━━━ Listing

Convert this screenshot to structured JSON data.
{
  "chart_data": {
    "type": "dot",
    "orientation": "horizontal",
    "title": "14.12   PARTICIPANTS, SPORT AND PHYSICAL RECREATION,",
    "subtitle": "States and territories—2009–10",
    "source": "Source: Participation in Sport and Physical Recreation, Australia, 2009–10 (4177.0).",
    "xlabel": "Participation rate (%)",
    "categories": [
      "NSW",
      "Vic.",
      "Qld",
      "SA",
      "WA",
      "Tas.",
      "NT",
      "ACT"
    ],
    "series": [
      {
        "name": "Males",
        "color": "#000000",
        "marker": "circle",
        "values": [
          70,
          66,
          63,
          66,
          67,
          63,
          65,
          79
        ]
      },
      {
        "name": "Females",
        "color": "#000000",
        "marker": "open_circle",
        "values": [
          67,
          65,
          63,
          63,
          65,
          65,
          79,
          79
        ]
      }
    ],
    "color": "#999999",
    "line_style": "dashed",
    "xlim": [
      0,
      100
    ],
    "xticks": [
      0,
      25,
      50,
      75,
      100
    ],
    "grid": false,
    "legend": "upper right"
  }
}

━━━━━━

» Problem: Gather up every line from the listing above in which the word "Participation" occurs.

» Full solution:
    "source": "Source: Participation in Sport and Physical Recreation, Australia, 2009–10 (4177.0).",
    "xlabel": "Participation rate (%)",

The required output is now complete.